Without the pictures, copy the entries below word for word.
--- start of DATASET CONTENT ---
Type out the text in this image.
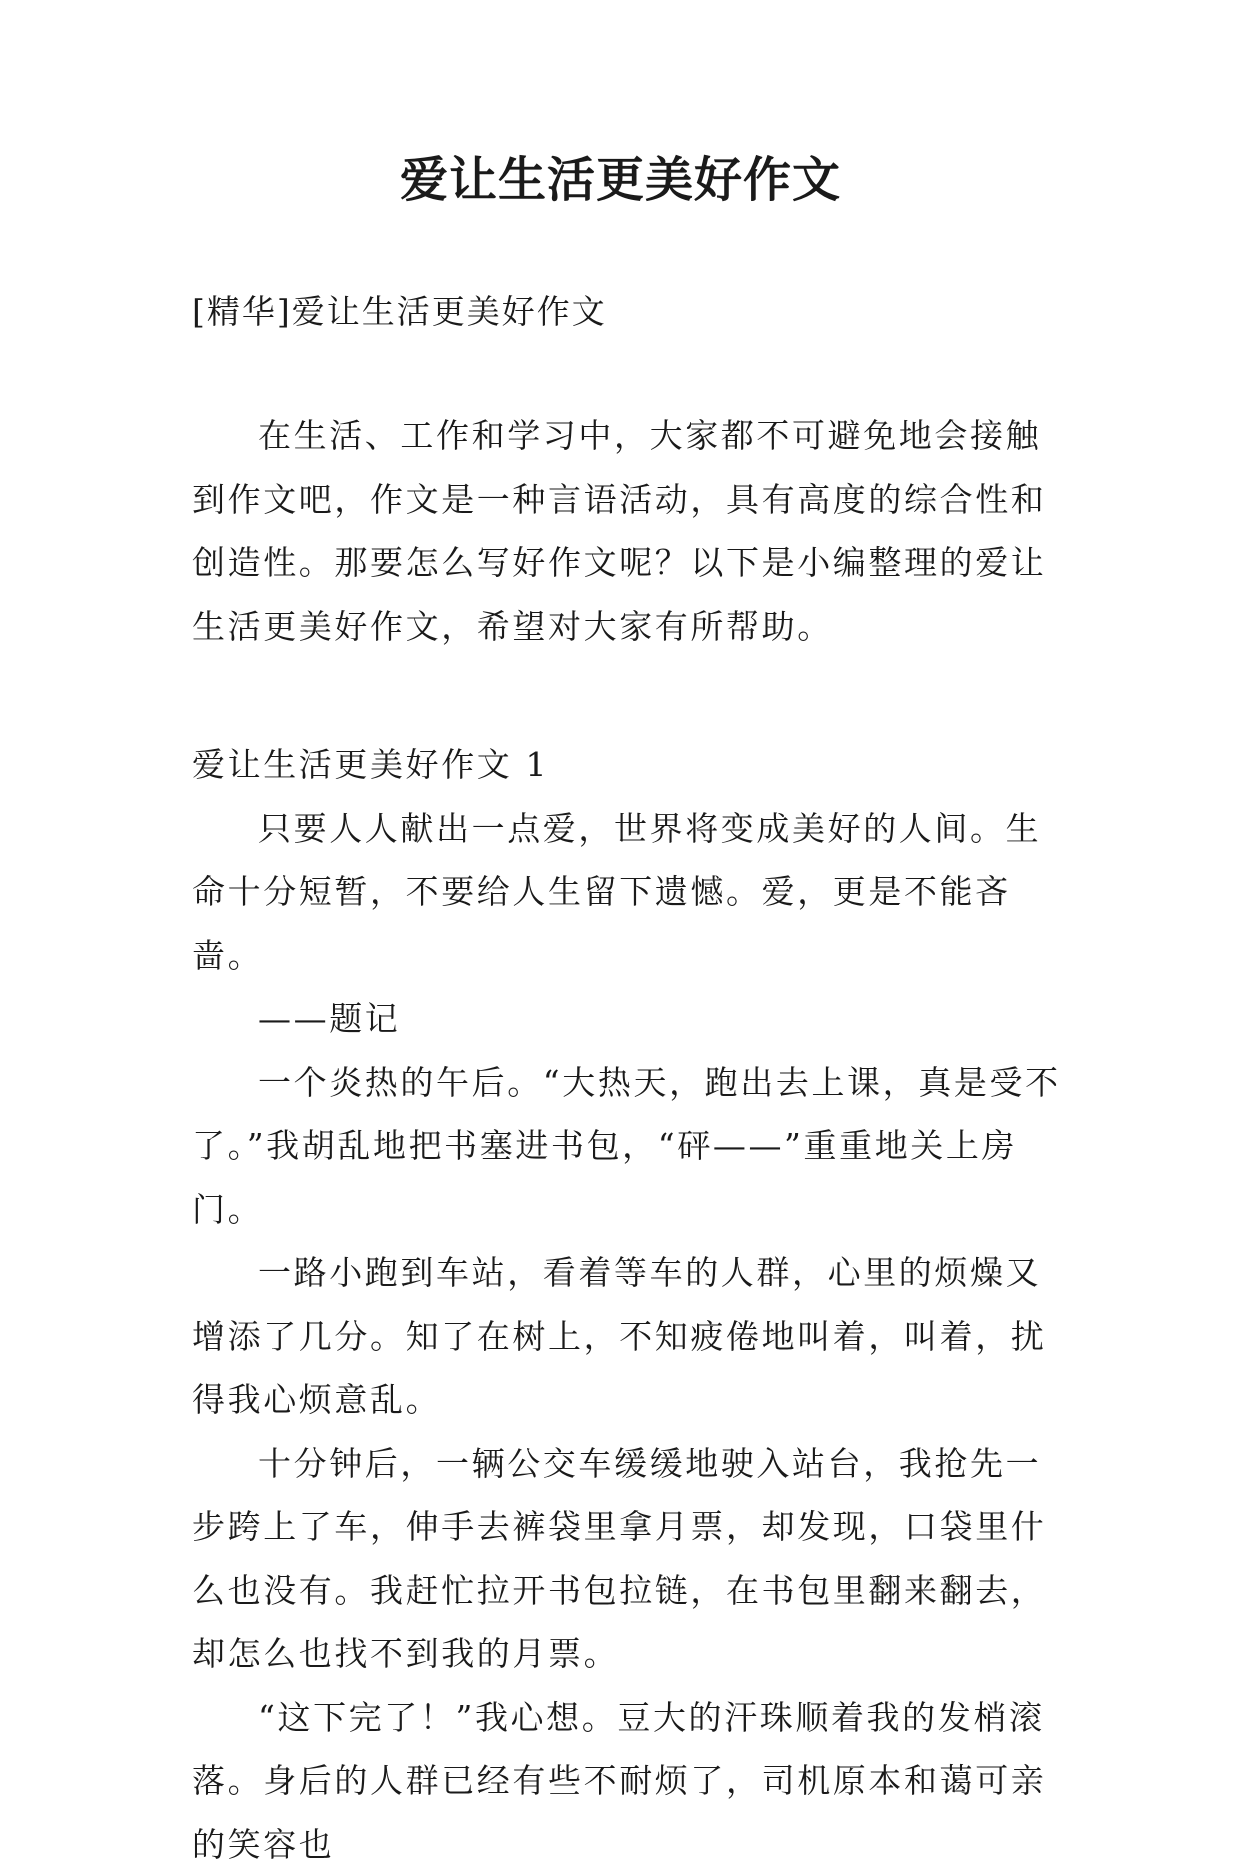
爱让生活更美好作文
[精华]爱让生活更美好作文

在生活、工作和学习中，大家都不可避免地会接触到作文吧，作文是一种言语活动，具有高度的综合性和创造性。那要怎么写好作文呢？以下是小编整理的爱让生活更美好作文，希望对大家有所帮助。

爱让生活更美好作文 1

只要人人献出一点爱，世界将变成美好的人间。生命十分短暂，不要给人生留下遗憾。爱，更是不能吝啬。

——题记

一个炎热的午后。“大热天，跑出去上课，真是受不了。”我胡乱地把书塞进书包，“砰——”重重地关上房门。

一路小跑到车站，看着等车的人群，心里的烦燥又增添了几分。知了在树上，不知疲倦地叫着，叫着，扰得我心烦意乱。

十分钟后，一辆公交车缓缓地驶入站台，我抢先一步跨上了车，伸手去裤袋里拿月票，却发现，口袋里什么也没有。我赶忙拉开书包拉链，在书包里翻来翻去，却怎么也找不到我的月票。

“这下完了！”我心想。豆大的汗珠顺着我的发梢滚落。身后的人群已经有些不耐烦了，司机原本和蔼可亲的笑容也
--- end of DATASET CONTENT ---
# SOLUTION
Type out the text in this image.
爱让生活更美好作文
[精华]爱让生活更美好作文

在生活、工作和学习中，大家都不可避免地会接触到作文吧，作文是一种言语活动，具有高度的综合性和创造性。那要怎么写好作文呢？以下是小编整理的爱让生活更美好作文，希望对大家有所帮助。

爱让生活更美好作文 1

只要人人献出一点爱，世界将变成美好的人间。生命十分短暂，不要给人生留下遗憾。爱，更是不能吝啬。

——题记

一个炎热的午后。“大热天，跑出去上课，真是受不了。”我胡乱地把书塞进书包，“砰——”重重地关上房门。

一路小跑到车站，看着等车的人群，心里的烦燥又增添了几分。知了在树上，不知疲倦地叫着，叫着，扰得我心烦意乱。

十分钟后，一辆公交车缓缓地驶入站台，我抢先一步跨上了车，伸手去裤袋里拿月票，却发现，口袋里什么也没有。我赶忙拉开书包拉链，在书包里翻来翻去，却怎么也找不到我的月票。

“这下完了！”我心想。豆大的汗珠顺着我的发梢滚落。身后的人群已经有些不耐烦了，司机原本和蔼可亲的笑容也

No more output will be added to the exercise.